• _THE REQUEST_:
Copy each line that holds "text".

Dataset records on visual material
——————————

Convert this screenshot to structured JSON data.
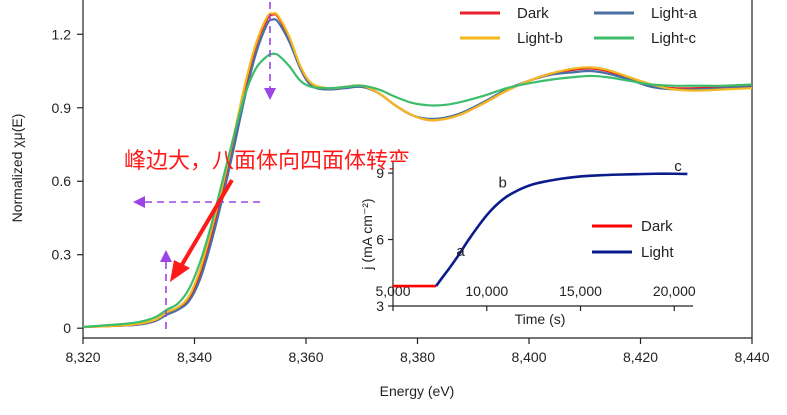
{
  "chart_data": [
    {
      "type": "line",
      "title": "",
      "xlabel": "Energy (eV)",
      "ylabel": "Normalized χμ(E)",
      "xlim": [
        8320,
        8440
      ],
      "ylim": [
        -0.04,
        1.34
      ],
      "x_ticks": [
        8320,
        8340,
        8360,
        8380,
        8400,
        8420,
        8440
      ],
      "x_tick_labels": [
        "8,320",
        "8,340",
        "8,360",
        "8,380",
        "8,400",
        "8,420",
        "8,440"
      ],
      "y_ticks": [
        0,
        0.3,
        0.6,
        0.9,
        1.2
      ],
      "y_tick_labels": [
        "0",
        "0.3",
        "0.6",
        "0.9",
        "1.2"
      ],
      "grid": false,
      "legend_position": "top-right",
      "series": [
        {
          "name": "Dark",
          "color": "#e8202a",
          "points": [
            [
              8320,
              0.005
            ],
            [
              8326,
              0.01
            ],
            [
              8330,
              0.015
            ],
            [
              8333,
              0.03
            ],
            [
              8335,
              0.06
            ],
            [
              8337,
              0.08
            ],
            [
              8339,
              0.12
            ],
            [
              8341,
              0.22
            ],
            [
              8343,
              0.38
            ],
            [
              8345,
              0.56
            ],
            [
              8347,
              0.76
            ],
            [
              8349,
              0.97
            ],
            [
              8351,
              1.15
            ],
            [
              8353,
              1.26
            ],
            [
              8354,
              1.28
            ],
            [
              8355,
              1.27
            ],
            [
              8357,
              1.18
            ],
            [
              8359,
              1.06
            ],
            [
              8361,
              0.99
            ],
            [
              8364,
              0.975
            ],
            [
              8367,
              0.985
            ],
            [
              8370,
              0.99
            ],
            [
              8373,
              0.96
            ],
            [
              8376,
              0.91
            ],
            [
              8379,
              0.87
            ],
            [
              8382,
              0.85
            ],
            [
              8385,
              0.855
            ],
            [
              8388,
              0.875
            ],
            [
              8392,
              0.92
            ],
            [
              8396,
              0.97
            ],
            [
              8400,
              1.01
            ],
            [
              8404,
              1.04
            ],
            [
              8408,
              1.055
            ],
            [
              8411,
              1.06
            ],
            [
              8414,
              1.05
            ],
            [
              8418,
              1.02
            ],
            [
              8422,
              0.99
            ],
            [
              8426,
              0.98
            ],
            [
              8430,
              0.98
            ],
            [
              8435,
              0.985
            ],
            [
              8440,
              0.99
            ]
          ]
        },
        {
          "name": "Light-a",
          "color": "#4a6fa5",
          "points": [
            [
              8320,
              0.005
            ],
            [
              8326,
              0.01
            ],
            [
              8330,
              0.015
            ],
            [
              8333,
              0.03
            ],
            [
              8335,
              0.055
            ],
            [
              8337,
              0.075
            ],
            [
              8339,
              0.11
            ],
            [
              8341,
              0.2
            ],
            [
              8343,
              0.35
            ],
            [
              8345,
              0.53
            ],
            [
              8347,
              0.73
            ],
            [
              8349,
              0.94
            ],
            [
              8351,
              1.12
            ],
            [
              8353,
              1.24
            ],
            [
              8354,
              1.26
            ],
            [
              8355,
              1.25
            ],
            [
              8357,
              1.17
            ],
            [
              8359,
              1.06
            ],
            [
              8361,
              0.99
            ],
            [
              8364,
              0.975
            ],
            [
              8367,
              0.98
            ],
            [
              8370,
              0.985
            ],
            [
              8373,
              0.96
            ],
            [
              8376,
              0.91
            ],
            [
              8379,
              0.87
            ],
            [
              8382,
              0.855
            ],
            [
              8385,
              0.86
            ],
            [
              8388,
              0.88
            ],
            [
              8392,
              0.925
            ],
            [
              8396,
              0.975
            ],
            [
              8400,
              1.01
            ],
            [
              8404,
              1.035
            ],
            [
              8408,
              1.045
            ],
            [
              8411,
              1.05
            ],
            [
              8414,
              1.04
            ],
            [
              8418,
              1.015
            ],
            [
              8422,
              0.985
            ],
            [
              8426,
              0.975
            ],
            [
              8430,
              0.975
            ],
            [
              8435,
              0.98
            ],
            [
              8440,
              0.985
            ]
          ]
        },
        {
          "name": "Light-b",
          "color": "#f5b91e",
          "points": [
            [
              8320,
              0.005
            ],
            [
              8326,
              0.01
            ],
            [
              8330,
              0.018
            ],
            [
              8333,
              0.035
            ],
            [
              8335,
              0.065
            ],
            [
              8337,
              0.085
            ],
            [
              8339,
              0.13
            ],
            [
              8341,
              0.24
            ],
            [
              8343,
              0.4
            ],
            [
              8345,
              0.58
            ],
            [
              8347,
              0.78
            ],
            [
              8349,
              0.99
            ],
            [
              8351,
              1.16
            ],
            [
              8353,
              1.27
            ],
            [
              8354,
              1.285
            ],
            [
              8355,
              1.275
            ],
            [
              8357,
              1.19
            ],
            [
              8359,
              1.07
            ],
            [
              8361,
              1.0
            ],
            [
              8364,
              0.98
            ],
            [
              8367,
              0.985
            ],
            [
              8370,
              0.99
            ],
            [
              8373,
              0.96
            ],
            [
              8376,
              0.91
            ],
            [
              8379,
              0.87
            ],
            [
              8382,
              0.85
            ],
            [
              8385,
              0.855
            ],
            [
              8388,
              0.875
            ],
            [
              8392,
              0.92
            ],
            [
              8396,
              0.97
            ],
            [
              8400,
              1.01
            ],
            [
              8404,
              1.04
            ],
            [
              8408,
              1.06
            ],
            [
              8411,
              1.065
            ],
            [
              8414,
              1.055
            ],
            [
              8418,
              1.025
            ],
            [
              8422,
              0.995
            ],
            [
              8426,
              0.975
            ],
            [
              8430,
              0.97
            ],
            [
              8435,
              0.975
            ],
            [
              8440,
              0.98
            ]
          ]
        },
        {
          "name": "Light-c",
          "color": "#3dbd6b",
          "points": [
            [
              8320,
              0.005
            ],
            [
              8326,
              0.015
            ],
            [
              8330,
              0.025
            ],
            [
              8333,
              0.045
            ],
            [
              8335,
              0.075
            ],
            [
              8337,
              0.1
            ],
            [
              8339,
              0.16
            ],
            [
              8341,
              0.27
            ],
            [
              8343,
              0.42
            ],
            [
              8345,
              0.6
            ],
            [
              8347,
              0.78
            ],
            [
              8349,
              0.95
            ],
            [
              8351,
              1.06
            ],
            [
              8353,
              1.11
            ],
            [
              8354,
              1.12
            ],
            [
              8355,
              1.115
            ],
            [
              8357,
              1.07
            ],
            [
              8359,
              1.01
            ],
            [
              8361,
              0.985
            ],
            [
              8364,
              0.98
            ],
            [
              8367,
              0.985
            ],
            [
              8370,
              0.99
            ],
            [
              8373,
              0.975
            ],
            [
              8376,
              0.945
            ],
            [
              8379,
              0.92
            ],
            [
              8382,
              0.91
            ],
            [
              8385,
              0.912
            ],
            [
              8388,
              0.925
            ],
            [
              8392,
              0.95
            ],
            [
              8396,
              0.98
            ],
            [
              8400,
              1.0
            ],
            [
              8404,
              1.015
            ],
            [
              8408,
              1.025
            ],
            [
              8411,
              1.03
            ],
            [
              8414,
              1.025
            ],
            [
              8418,
              1.01
            ],
            [
              8422,
              0.995
            ],
            [
              8426,
              0.99
            ],
            [
              8430,
              0.99
            ],
            [
              8435,
              0.99
            ],
            [
              8440,
              0.995
            ]
          ]
        }
      ],
      "annotations": [
        {
          "text": "峰边大，八面体向四面体转变",
          "color": "#ff1a1a"
        }
      ]
    },
    {
      "type": "line",
      "title": "",
      "xlabel": "Time (s)",
      "ylabel": "j (mA cm⁻²)",
      "xlim": [
        5000,
        21000
      ],
      "ylim": [
        3,
        9.5
      ],
      "x_ticks": [
        5000,
        10000,
        15000,
        20000
      ],
      "x_tick_labels": [
        "5,000",
        "10,000",
        "15,000",
        "20,000"
      ],
      "y_ticks": [
        3,
        6,
        9
      ],
      "y_tick_labels": [
        "3",
        "6",
        "9"
      ],
      "legend_position": "bottom-right",
      "series": [
        {
          "name": "Dark",
          "color": "#ff0000",
          "points": [
            [
              5000,
              3.9
            ],
            [
              5500,
              3.9
            ],
            [
              6000,
              3.9
            ],
            [
              6500,
              3.9
            ],
            [
              7000,
              3.9
            ],
            [
              7300,
              3.9
            ]
          ]
        },
        {
          "name": "Light",
          "color": "#0a1c8c",
          "points": [
            [
              7300,
              3.9
            ],
            [
              7600,
              4.25
            ],
            [
              8000,
              4.7
            ],
            [
              8500,
              5.3
            ],
            [
              9000,
              5.95
            ],
            [
              9500,
              6.55
            ],
            [
              10000,
              7.1
            ],
            [
              10500,
              7.55
            ],
            [
              11000,
              7.9
            ],
            [
              11500,
              8.15
            ],
            [
              12000,
              8.35
            ],
            [
              12500,
              8.5
            ],
            [
              13000,
              8.6
            ],
            [
              14000,
              8.75
            ],
            [
              15000,
              8.85
            ],
            [
              16000,
              8.9
            ],
            [
              17000,
              8.93
            ],
            [
              18000,
              8.95
            ],
            [
              19000,
              8.97
            ],
            [
              20000,
              8.97
            ],
            [
              20700,
              8.96
            ]
          ]
        }
      ],
      "point_labels": [
        {
          "text": "a",
          "x": 8600,
          "y": 5.25
        },
        {
          "text": "b",
          "x": 10850,
          "y": 8.35
        },
        {
          "text": "c",
          "x": 20200,
          "y": 9.1
        }
      ]
    }
  ]
}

——————————

• _FINAL ANSWER_:
          "text": "峰边大，八面体向四面体转变",
          "text": "a",
          "text": "b",
          "text": "c",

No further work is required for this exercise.